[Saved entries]

- - - -

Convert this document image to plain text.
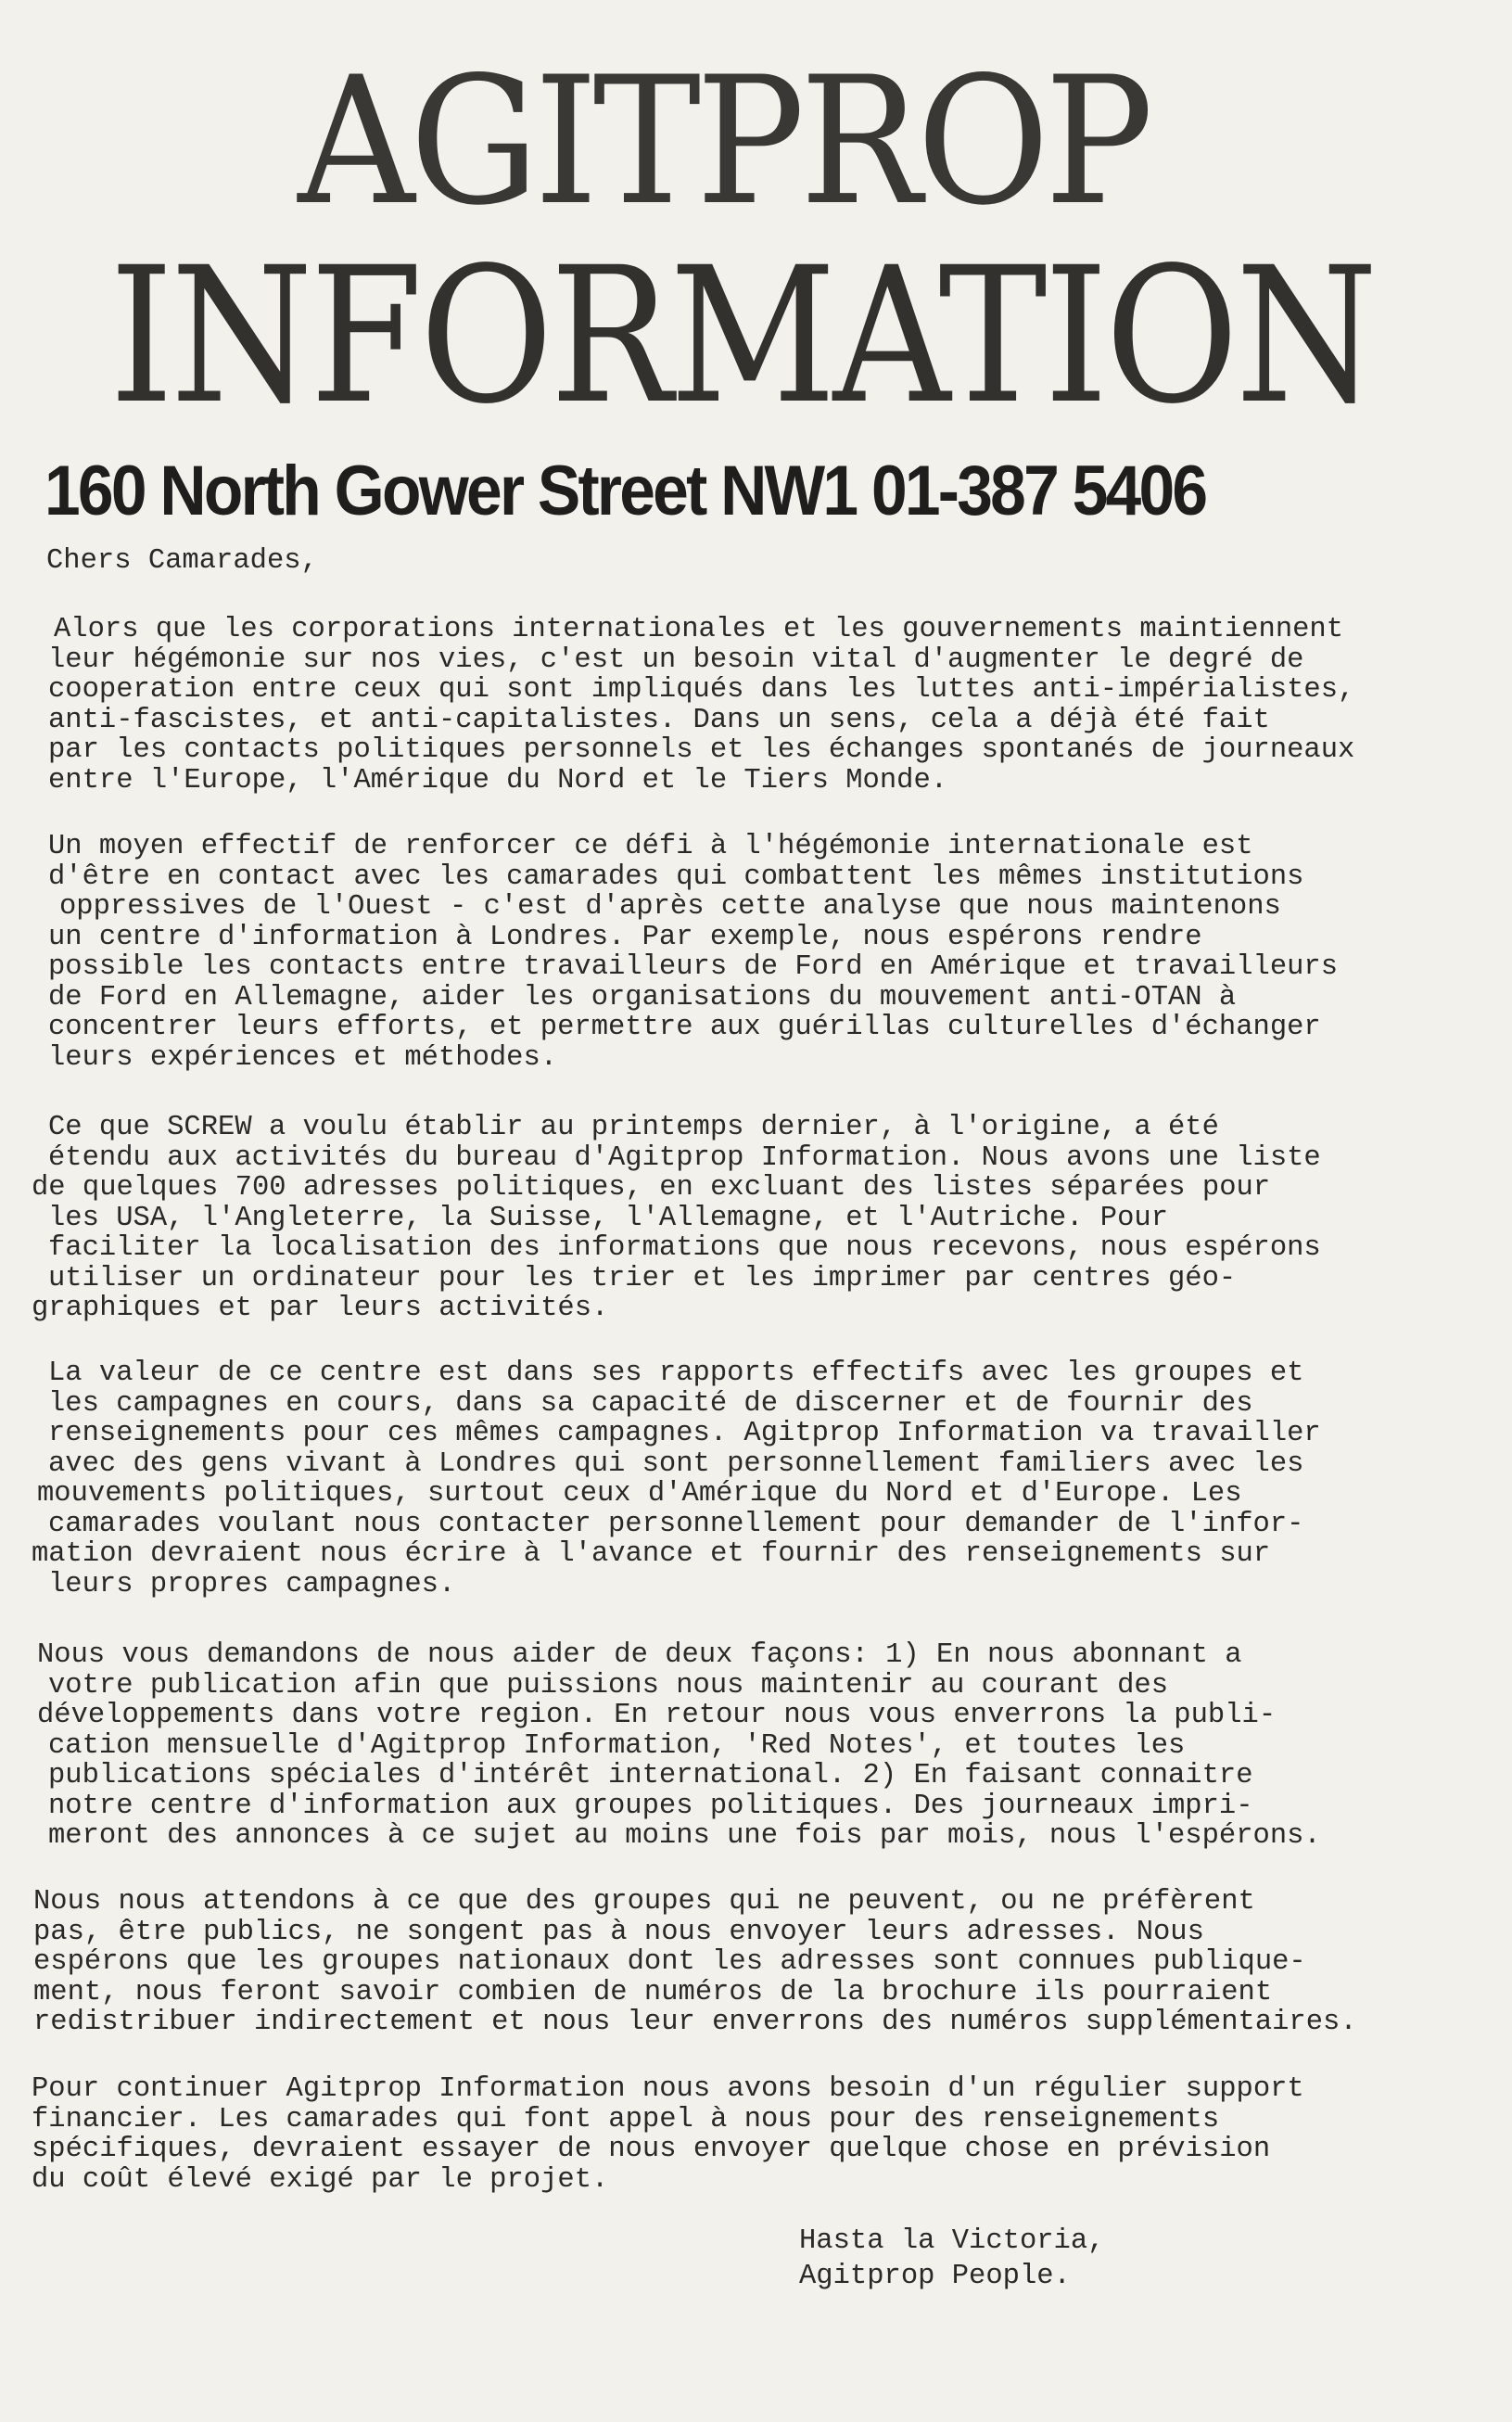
AGITPROP
INFORMATION
160 North Gower Street NW1 01-387 5406
Chers Camarades,
Alors que les corporations internationales et les gouvernements maintiennent
leur hégémonie sur nos vies, c'est un besoin vital d'augmenter le degré de
cooperation entre ceux qui sont impliqués dans les luttes anti-impérialistes,
anti-fascistes, et anti-capitalistes. Dans un sens, cela a déjà été fait
par les contacts politiques personnels et les échanges spontanés de journeaux
entre l'Europe, l'Amérique du Nord et le Tiers Monde.
Un moyen effectif de renforcer ce défi à l'hégémonie internationale est
d'être en contact avec les camarades qui combattent les mêmes institutions
oppressives de l'Ouest - c'est d'après cette analyse que nous maintenons
un centre d'information à Londres. Par exemple, nous espérons rendre
possible les contacts entre travailleurs de Ford en Amérique et travailleurs
de Ford en Allemagne, aider les organisations du mouvement anti-OTAN à
concentrer leurs efforts, et permettre aux guérillas culturelles d'échanger
leurs expériences et méthodes.
Ce que SCREW a voulu établir au printemps dernier, à l'origine, a été
étendu aux activités du bureau d'Agitprop Information. Nous avons une liste
de quelques 700 adresses politiques, en excluant des listes séparées pour
les USA, l'Angleterre, la Suisse, l'Allemagne, et l'Autriche. Pour
faciliter la localisation des informations que nous recevons, nous espérons
utiliser un ordinateur pour les trier et les imprimer par centres géo-
graphiques et par leurs activités.
La valeur de ce centre est dans ses rapports effectifs avec les groupes et
les campagnes en cours, dans sa capacité de discerner et de fournir des
renseignements pour ces mêmes campagnes. Agitprop Information va travailler
avec des gens vivant à Londres qui sont personnellement familiers avec les
mouvements politiques, surtout ceux d'Amérique du Nord et d'Europe. Les
camarades voulant nous contacter personnellement pour demander de l'infor-
mation devraient nous écrire à l'avance et fournir des renseignements sur
leurs propres campagnes.
Nous vous demandons de nous aider de deux façons: 1) En nous abonnant a
votre publication afin que puissions nous maintenir au courant des
développements dans votre region. En retour nous vous enverrons la publi-
cation mensuelle d'Agitprop Information, 'Red Notes', et toutes les
publications spéciales d'intérêt international. 2) En faisant connaitre
notre centre d'information aux groupes politiques. Des journeaux impri-
meront des annonces à ce sujet au moins une fois par mois, nous l'espérons.
Nous nous attendons à ce que des groupes qui ne peuvent, ou ne préfèrent
pas, être publics, ne songent pas à nous envoyer leurs adresses. Nous
espérons que les groupes nationaux dont les adresses sont connues publique-
ment, nous feront savoir combien de numéros de la brochure ils pourraient
redistribuer indirectement et nous leur enverrons des numéros supplémentaires.
Pour continuer Agitprop Information nous avons besoin d'un régulier support
financier. Les camarades qui font appel à nous pour des renseignements
spécifiques, devraient essayer de nous envoyer quelque chose en prévision
du coût élevé exigé par le projet.
Hasta la Victoria,
Agitprop People.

- - - -

**Job:** Make an exact copy of the listing above. Do not include the pictures.

**Output for this task:**
Convert this document image to plain text.
AGITPROP
INFORMATION
160 North Gower Street NW1 01-387 5406
Chers Camarades,
Alors que les corporations internationales et les gouvernements maintiennent
leur hégémonie sur nos vies, c'est un besoin vital d'augmenter le degré de
cooperation entre ceux qui sont impliqués dans les luttes anti-impérialistes,
anti-fascistes, et anti-capitalistes. Dans un sens, cela a déjà été fait
par les contacts politiques personnels et les échanges spontanés de journeaux
entre l'Europe, l'Amérique du Nord et le Tiers Monde.
Un moyen effectif de renforcer ce défi à l'hégémonie internationale est
d'être en contact avec les camarades qui combattent les mêmes institutions
oppressives de l'Ouest - c'est d'après cette analyse que nous maintenons
un centre d'information à Londres. Par exemple, nous espérons rendre
possible les contacts entre travailleurs de Ford en Amérique et travailleurs
de Ford en Allemagne, aider les organisations du mouvement anti-OTAN à
concentrer leurs efforts, et permettre aux guérillas culturelles d'échanger
leurs expériences et méthodes.
Ce que SCREW a voulu établir au printemps dernier, à l'origine, a été
étendu aux activités du bureau d'Agitprop Information. Nous avons une liste
de quelques 700 adresses politiques, en excluant des listes séparées pour
les USA, l'Angleterre, la Suisse, l'Allemagne, et l'Autriche. Pour
faciliter la localisation des informations que nous recevons, nous espérons
utiliser un ordinateur pour les trier et les imprimer par centres géo-
graphiques et par leurs activités.
La valeur de ce centre est dans ses rapports effectifs avec les groupes et
les campagnes en cours, dans sa capacité de discerner et de fournir des
renseignements pour ces mêmes campagnes. Agitprop Information va travailler
avec des gens vivant à Londres qui sont personnellement familiers avec les
mouvements politiques, surtout ceux d'Amérique du Nord et d'Europe. Les
camarades voulant nous contacter personnellement pour demander de l'infor-
mation devraient nous écrire à l'avance et fournir des renseignements sur
leurs propres campagnes.
Nous vous demandons de nous aider de deux façons: 1) En nous abonnant a
votre publication afin que puissions nous maintenir au courant des
développements dans votre region. En retour nous vous enverrons la publi-
cation mensuelle d'Agitprop Information, 'Red Notes', et toutes les
publications spéciales d'intérêt international. 2) En faisant connaitre
notre centre d'information aux groupes politiques. Des journeaux impri-
meront des annonces à ce sujet au moins une fois par mois, nous l'espérons.
Nous nous attendons à ce que des groupes qui ne peuvent, ou ne préfèrent
pas, être publics, ne songent pas à nous envoyer leurs adresses. Nous
espérons que les groupes nationaux dont les adresses sont connues publique-
ment, nous feront savoir combien de numéros de la brochure ils pourraient
redistribuer indirectement et nous leur enverrons des numéros supplémentaires.
Pour continuer Agitprop Information nous avons besoin d'un régulier support
financier. Les camarades qui font appel à nous pour des renseignements
spécifiques, devraient essayer de nous envoyer quelque chose en prévision
du coût élevé exigé par le projet.
Hasta la Victoria,
Agitprop People.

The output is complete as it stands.